%%

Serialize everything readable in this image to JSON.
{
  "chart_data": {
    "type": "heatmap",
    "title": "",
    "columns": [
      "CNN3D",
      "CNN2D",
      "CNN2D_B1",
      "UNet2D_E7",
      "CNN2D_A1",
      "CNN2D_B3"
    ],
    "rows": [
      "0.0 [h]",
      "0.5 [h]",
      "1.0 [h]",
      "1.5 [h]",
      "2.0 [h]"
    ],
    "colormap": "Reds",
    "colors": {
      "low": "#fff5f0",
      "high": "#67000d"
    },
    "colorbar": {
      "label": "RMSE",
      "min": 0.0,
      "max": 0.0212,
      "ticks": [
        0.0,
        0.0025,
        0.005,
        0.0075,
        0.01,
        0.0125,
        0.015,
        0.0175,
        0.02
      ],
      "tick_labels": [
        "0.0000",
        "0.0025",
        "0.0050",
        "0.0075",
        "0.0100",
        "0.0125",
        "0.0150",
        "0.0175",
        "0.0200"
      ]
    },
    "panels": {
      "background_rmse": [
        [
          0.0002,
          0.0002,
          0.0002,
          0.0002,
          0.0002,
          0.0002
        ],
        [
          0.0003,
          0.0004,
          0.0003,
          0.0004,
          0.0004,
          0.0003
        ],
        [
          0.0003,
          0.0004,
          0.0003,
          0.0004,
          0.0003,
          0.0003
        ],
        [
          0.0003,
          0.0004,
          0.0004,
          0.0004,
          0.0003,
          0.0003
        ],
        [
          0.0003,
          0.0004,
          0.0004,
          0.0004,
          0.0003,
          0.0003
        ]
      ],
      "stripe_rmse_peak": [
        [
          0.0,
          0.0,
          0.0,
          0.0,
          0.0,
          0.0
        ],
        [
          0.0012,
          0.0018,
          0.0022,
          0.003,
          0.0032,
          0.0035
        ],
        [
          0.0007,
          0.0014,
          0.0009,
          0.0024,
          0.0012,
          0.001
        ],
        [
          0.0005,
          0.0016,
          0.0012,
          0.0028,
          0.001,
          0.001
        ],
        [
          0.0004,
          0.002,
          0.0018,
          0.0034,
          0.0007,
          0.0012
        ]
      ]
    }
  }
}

%%

* _Written exercise_
Reproduce all of the records exactly.

* _Solution to the problem_
Serialize everything readable in this image to JSON.
{
  "chart_data": {
    "type": "heatmap",
    "title": "",
    "columns": [
      "CNN3D",
      "CNN2D",
      "CNN2D_B1",
      "UNet2D_E7",
      "CNN2D_A1",
      "CNN2D_B3"
    ],
    "rows": [
      "0.0 [h]",
      "0.5 [h]",
      "1.0 [h]",
      "1.5 [h]",
      "2.0 [h]"
    ],
    "colormap": "Reds",
    "colors": {
      "low": "#fff5f0",
      "high": "#67000d"
    },
    "colorbar": {
      "label": "RMSE",
      "min": 0.0,
      "max": 0.0212,
      "ticks": [
        0.0,
        0.0025,
        0.005,
        0.0075,
        0.01,
        0.0125,
        0.015,
        0.0175,
        0.02
      ],
      "tick_labels": [
        "0.0000",
        "0.0025",
        "0.0050",
        "0.0075",
        "0.0100",
        "0.0125",
        "0.0150",
        "0.0175",
        "0.0200"
      ]
    },
    "panels": {
      "background_rmse": [
        [
          0.0002,
          0.0002,
          0.0002,
          0.0002,
          0.0002,
          0.0002
        ],
        [
          0.0003,
          0.0004,
          0.0003,
          0.0004,
          0.0004,
          0.0003
        ],
        [
          0.0003,
          0.0004,
          0.0003,
          0.0004,
          0.0003,
          0.0003
        ],
        [
          0.0003,
          0.0004,
          0.0004,
          0.0004,
          0.0003,
          0.0003
        ],
        [
          0.0003,
          0.0004,
          0.0004,
          0.0004,
          0.0003,
          0.0003
        ]
      ],
      "stripe_rmse_peak": [
        [
          0.0,
          0.0,
          0.0,
          0.0,
          0.0,
          0.0
        ],
        [
          0.0012,
          0.0018,
          0.0022,
          0.003,
          0.0032,
          0.0035
        ],
        [
          0.0007,
          0.0014,
          0.0009,
          0.0024,
          0.0012,
          0.001
        ],
        [
          0.0005,
          0.0016,
          0.0012,
          0.0028,
          0.001,
          0.001
        ],
        [
          0.0004,
          0.002,
          0.0018,
          0.0034,
          0.0007,
          0.0012
        ]
      ]
    }
  }
}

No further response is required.